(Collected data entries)
== == ==
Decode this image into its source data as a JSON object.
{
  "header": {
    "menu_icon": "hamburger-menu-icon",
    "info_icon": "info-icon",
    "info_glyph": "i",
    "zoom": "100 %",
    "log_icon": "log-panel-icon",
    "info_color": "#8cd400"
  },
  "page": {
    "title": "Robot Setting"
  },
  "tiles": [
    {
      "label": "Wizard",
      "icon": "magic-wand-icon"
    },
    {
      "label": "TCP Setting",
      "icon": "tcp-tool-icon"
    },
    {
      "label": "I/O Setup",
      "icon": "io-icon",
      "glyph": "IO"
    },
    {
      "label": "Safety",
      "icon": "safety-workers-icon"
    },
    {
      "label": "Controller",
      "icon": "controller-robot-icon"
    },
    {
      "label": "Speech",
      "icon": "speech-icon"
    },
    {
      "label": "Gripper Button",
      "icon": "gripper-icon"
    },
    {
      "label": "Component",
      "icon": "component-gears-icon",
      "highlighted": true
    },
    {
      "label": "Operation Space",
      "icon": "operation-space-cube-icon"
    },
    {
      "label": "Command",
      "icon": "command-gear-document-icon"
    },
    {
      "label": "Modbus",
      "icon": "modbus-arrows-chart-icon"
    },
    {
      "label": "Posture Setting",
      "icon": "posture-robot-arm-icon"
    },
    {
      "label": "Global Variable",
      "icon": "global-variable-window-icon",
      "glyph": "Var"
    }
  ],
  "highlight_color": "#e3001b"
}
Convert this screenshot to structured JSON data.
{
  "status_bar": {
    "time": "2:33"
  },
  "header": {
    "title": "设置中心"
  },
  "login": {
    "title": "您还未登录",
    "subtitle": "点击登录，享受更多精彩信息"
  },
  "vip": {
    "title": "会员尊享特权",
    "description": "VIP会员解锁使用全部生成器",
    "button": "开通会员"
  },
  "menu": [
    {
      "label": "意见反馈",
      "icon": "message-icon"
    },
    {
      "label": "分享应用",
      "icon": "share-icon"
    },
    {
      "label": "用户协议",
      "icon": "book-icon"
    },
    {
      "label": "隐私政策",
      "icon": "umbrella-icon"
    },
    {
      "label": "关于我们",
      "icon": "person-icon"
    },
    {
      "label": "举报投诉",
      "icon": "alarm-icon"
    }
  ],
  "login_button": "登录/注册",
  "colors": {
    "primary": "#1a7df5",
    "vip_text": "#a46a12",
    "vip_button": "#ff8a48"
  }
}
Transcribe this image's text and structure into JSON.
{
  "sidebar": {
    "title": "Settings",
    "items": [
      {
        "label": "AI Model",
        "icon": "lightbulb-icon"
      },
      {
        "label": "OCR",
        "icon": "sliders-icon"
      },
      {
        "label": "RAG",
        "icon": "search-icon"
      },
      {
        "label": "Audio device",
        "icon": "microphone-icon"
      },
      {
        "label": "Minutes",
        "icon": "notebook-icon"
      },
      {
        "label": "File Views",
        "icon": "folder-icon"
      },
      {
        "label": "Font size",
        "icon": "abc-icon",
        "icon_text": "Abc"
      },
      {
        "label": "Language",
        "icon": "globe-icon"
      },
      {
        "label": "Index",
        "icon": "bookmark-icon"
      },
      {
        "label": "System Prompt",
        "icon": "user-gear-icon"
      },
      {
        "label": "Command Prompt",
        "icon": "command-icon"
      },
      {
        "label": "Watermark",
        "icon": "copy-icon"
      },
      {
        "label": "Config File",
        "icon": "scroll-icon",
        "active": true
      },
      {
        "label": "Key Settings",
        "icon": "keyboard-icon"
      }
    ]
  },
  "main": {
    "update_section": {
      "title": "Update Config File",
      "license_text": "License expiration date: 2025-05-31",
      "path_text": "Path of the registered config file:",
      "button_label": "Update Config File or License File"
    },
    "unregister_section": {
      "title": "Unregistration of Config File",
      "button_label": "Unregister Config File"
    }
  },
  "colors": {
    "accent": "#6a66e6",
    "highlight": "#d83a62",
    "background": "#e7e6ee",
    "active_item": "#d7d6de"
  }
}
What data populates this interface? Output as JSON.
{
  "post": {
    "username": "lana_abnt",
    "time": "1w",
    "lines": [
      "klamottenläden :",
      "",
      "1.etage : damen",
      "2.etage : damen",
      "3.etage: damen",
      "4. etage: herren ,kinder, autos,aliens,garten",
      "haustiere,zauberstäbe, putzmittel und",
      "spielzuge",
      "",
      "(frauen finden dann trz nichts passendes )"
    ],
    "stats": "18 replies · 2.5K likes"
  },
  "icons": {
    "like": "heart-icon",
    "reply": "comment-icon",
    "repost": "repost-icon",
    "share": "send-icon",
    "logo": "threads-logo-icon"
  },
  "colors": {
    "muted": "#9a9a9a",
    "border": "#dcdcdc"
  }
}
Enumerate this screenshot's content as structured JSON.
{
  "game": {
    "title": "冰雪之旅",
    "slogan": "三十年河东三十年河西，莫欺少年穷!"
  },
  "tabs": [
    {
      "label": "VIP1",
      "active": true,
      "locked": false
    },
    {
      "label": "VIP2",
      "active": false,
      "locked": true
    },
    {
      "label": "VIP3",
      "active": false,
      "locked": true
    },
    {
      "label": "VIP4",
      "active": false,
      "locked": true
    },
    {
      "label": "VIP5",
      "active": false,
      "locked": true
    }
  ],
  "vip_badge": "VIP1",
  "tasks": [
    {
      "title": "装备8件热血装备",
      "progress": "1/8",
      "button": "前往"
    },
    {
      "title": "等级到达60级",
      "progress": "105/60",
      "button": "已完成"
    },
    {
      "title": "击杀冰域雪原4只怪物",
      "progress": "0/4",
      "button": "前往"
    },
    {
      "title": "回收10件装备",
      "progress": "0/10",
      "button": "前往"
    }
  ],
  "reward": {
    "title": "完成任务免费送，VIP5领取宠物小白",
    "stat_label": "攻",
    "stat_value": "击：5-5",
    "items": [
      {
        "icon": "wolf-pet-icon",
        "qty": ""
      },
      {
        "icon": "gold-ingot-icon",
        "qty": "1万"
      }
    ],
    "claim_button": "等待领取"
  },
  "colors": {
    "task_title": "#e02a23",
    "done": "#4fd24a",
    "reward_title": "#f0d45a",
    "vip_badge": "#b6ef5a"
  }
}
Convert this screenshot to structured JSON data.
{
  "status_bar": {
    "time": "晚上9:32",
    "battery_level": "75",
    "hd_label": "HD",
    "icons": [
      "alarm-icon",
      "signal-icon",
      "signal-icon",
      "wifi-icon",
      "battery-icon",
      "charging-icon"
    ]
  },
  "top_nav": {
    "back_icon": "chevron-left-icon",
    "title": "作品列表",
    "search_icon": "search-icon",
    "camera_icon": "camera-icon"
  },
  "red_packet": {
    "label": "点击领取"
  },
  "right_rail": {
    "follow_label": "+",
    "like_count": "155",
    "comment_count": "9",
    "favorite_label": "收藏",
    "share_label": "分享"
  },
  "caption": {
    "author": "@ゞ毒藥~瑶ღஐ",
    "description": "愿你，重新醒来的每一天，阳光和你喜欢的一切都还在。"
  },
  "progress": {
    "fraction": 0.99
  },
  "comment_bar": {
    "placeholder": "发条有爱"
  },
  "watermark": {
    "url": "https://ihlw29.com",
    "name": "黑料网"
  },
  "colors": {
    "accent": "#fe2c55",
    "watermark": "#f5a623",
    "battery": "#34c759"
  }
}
== == ==
Transcribe the material above in its entirety. Match it exactly.

Decode this image into its source data as a JSON object.
{
  "header": {
    "menu_icon": "hamburger-menu-icon",
    "info_icon": "info-icon",
    "info_glyph": "i",
    "zoom": "100 %",
    "log_icon": "log-panel-icon",
    "info_color": "#8cd400"
  },
  "page": {
    "title": "Robot Setting"
  },
  "tiles": [
    {
      "label": "Wizard",
      "icon": "magic-wand-icon"
    },
    {
      "label": "TCP Setting",
      "icon": "tcp-tool-icon"
    },
    {
      "label": "I/O Setup",
      "icon": "io-icon",
      "glyph": "IO"
    },
    {
      "label": "Safety",
      "icon": "safety-workers-icon"
    },
    {
      "label": "Controller",
      "icon": "controller-robot-icon"
    },
    {
      "label": "Speech",
      "icon": "speech-icon"
    },
    {
      "label": "Gripper Button",
      "icon": "gripper-icon"
    },
    {
      "label": "Component",
      "icon": "component-gears-icon",
      "highlighted": true
    },
    {
      "label": "Operation Space",
      "icon": "operation-space-cube-icon"
    },
    {
      "label": "Command",
      "icon": "command-gear-document-icon"
    },
    {
      "label": "Modbus",
      "icon": "modbus-arrows-chart-icon"
    },
    {
      "label": "Posture Setting",
      "icon": "posture-robot-arm-icon"
    },
    {
      "label": "Global Variable",
      "icon": "global-variable-window-icon",
      "glyph": "Var"
    }
  ],
  "highlight_color": "#e3001b"
}
Convert this screenshot to structured JSON data.
{
  "status_bar": {
    "time": "2:33"
  },
  "header": {
    "title": "设置中心"
  },
  "login": {
    "title": "您还未登录",
    "subtitle": "点击登录，享受更多精彩信息"
  },
  "vip": {
    "title": "会员尊享特权",
    "description": "VIP会员解锁使用全部生成器",
    "button": "开通会员"
  },
  "menu": [
    {
      "label": "意见反馈",
      "icon": "message-icon"
    },
    {
      "label": "分享应用",
      "icon": "share-icon"
    },
    {
      "label": "用户协议",
      "icon": "book-icon"
    },
    {
      "label": "隐私政策",
      "icon": "umbrella-icon"
    },
    {
      "label": "关于我们",
      "icon": "person-icon"
    },
    {
      "label": "举报投诉",
      "icon": "alarm-icon"
    }
  ],
  "login_button": "登录/注册",
  "colors": {
    "primary": "#1a7df5",
    "vip_text": "#a46a12",
    "vip_button": "#ff8a48"
  }
}
Transcribe this image's text and structure into JSON.
{
  "sidebar": {
    "title": "Settings",
    "items": [
      {
        "label": "AI Model",
        "icon": "lightbulb-icon"
      },
      {
        "label": "OCR",
        "icon": "sliders-icon"
      },
      {
        "label": "RAG",
        "icon": "search-icon"
      },
      {
        "label": "Audio device",
        "icon": "microphone-icon"
      },
      {
        "label": "Minutes",
        "icon": "notebook-icon"
      },
      {
        "label": "File Views",
        "icon": "folder-icon"
      },
      {
        "label": "Font size",
        "icon": "abc-icon",
        "icon_text": "Abc"
      },
      {
        "label": "Language",
        "icon": "globe-icon"
      },
      {
        "label": "Index",
        "icon": "bookmark-icon"
      },
      {
        "label": "System Prompt",
        "icon": "user-gear-icon"
      },
      {
        "label": "Command Prompt",
        "icon": "command-icon"
      },
      {
        "label": "Watermark",
        "icon": "copy-icon"
      },
      {
        "label": "Config File",
        "icon": "scroll-icon",
        "active": true
      },
      {
        "label": "Key Settings",
        "icon": "keyboard-icon"
      }
    ]
  },
  "main": {
    "update_section": {
      "title": "Update Config File",
      "license_text": "License expiration date: 2025-05-31",
      "path_text": "Path of the registered config file:",
      "button_label": "Update Config File or License File"
    },
    "unregister_section": {
      "title": "Unregistration of Config File",
      "button_label": "Unregister Config File"
    }
  },
  "colors": {
    "accent": "#6a66e6",
    "highlight": "#d83a62",
    "background": "#e7e6ee",
    "active_item": "#d7d6de"
  }
}
What data populates this interface? Output as JSON.
{
  "post": {
    "username": "lana_abnt",
    "time": "1w",
    "lines": [
      "klamottenläden :",
      "",
      "1.etage : damen",
      "2.etage : damen",
      "3.etage: damen",
      "4. etage: herren ,kinder, autos,aliens,garten",
      "haustiere,zauberstäbe, putzmittel und",
      "spielzuge",
      "",
      "(frauen finden dann trz nichts passendes )"
    ],
    "stats": "18 replies · 2.5K likes"
  },
  "icons": {
    "like": "heart-icon",
    "reply": "comment-icon",
    "repost": "repost-icon",
    "share": "send-icon",
    "logo": "threads-logo-icon"
  },
  "colors": {
    "muted": "#9a9a9a",
    "border": "#dcdcdc"
  }
}
Enumerate this screenshot's content as structured JSON.
{
  "game": {
    "title": "冰雪之旅",
    "slogan": "三十年河东三十年河西，莫欺少年穷!"
  },
  "tabs": [
    {
      "label": "VIP1",
      "active": true,
      "locked": false
    },
    {
      "label": "VIP2",
      "active": false,
      "locked": true
    },
    {
      "label": "VIP3",
      "active": false,
      "locked": true
    },
    {
      "label": "VIP4",
      "active": false,
      "locked": true
    },
    {
      "label": "VIP5",
      "active": false,
      "locked": true
    }
  ],
  "vip_badge": "VIP1",
  "tasks": [
    {
      "title": "装备8件热血装备",
      "progress": "1/8",
      "button": "前往"
    },
    {
      "title": "等级到达60级",
      "progress": "105/60",
      "button": "已完成"
    },
    {
      "title": "击杀冰域雪原4只怪物",
      "progress": "0/4",
      "button": "前往"
    },
    {
      "title": "回收10件装备",
      "progress": "0/10",
      "button": "前往"
    }
  ],
  "reward": {
    "title": "完成任务免费送，VIP5领取宠物小白",
    "stat_label": "攻",
    "stat_value": "击：5-5",
    "items": [
      {
        "icon": "wolf-pet-icon",
        "qty": ""
      },
      {
        "icon": "gold-ingot-icon",
        "qty": "1万"
      }
    ],
    "claim_button": "等待领取"
  },
  "colors": {
    "task_title": "#e02a23",
    "done": "#4fd24a",
    "reward_title": "#f0d45a",
    "vip_badge": "#b6ef5a"
  }
}
Convert this screenshot to structured JSON data.
{
  "status_bar": {
    "time": "晚上9:32",
    "battery_level": "75",
    "hd_label": "HD",
    "icons": [
      "alarm-icon",
      "signal-icon",
      "signal-icon",
      "wifi-icon",
      "battery-icon",
      "charging-icon"
    ]
  },
  "top_nav": {
    "back_icon": "chevron-left-icon",
    "title": "作品列表",
    "search_icon": "search-icon",
    "camera_icon": "camera-icon"
  },
  "red_packet": {
    "label": "点击领取"
  },
  "right_rail": {
    "follow_label": "+",
    "like_count": "155",
    "comment_count": "9",
    "favorite_label": "收藏",
    "share_label": "分享"
  },
  "caption": {
    "author": "@ゞ毒藥~瑶ღஐ",
    "description": "愿你，重新醒来的每一天，阳光和你喜欢的一切都还在。"
  },
  "progress": {
    "fraction": 0.99
  },
  "comment_bar": {
    "placeholder": "发条有爱"
  },
  "watermark": {
    "url": "https://ihlw29.com",
    "name": "黑料网"
  },
  "colors": {
    "accent": "#fe2c55",
    "watermark": "#f5a623",
    "battery": "#34c759"
  }
}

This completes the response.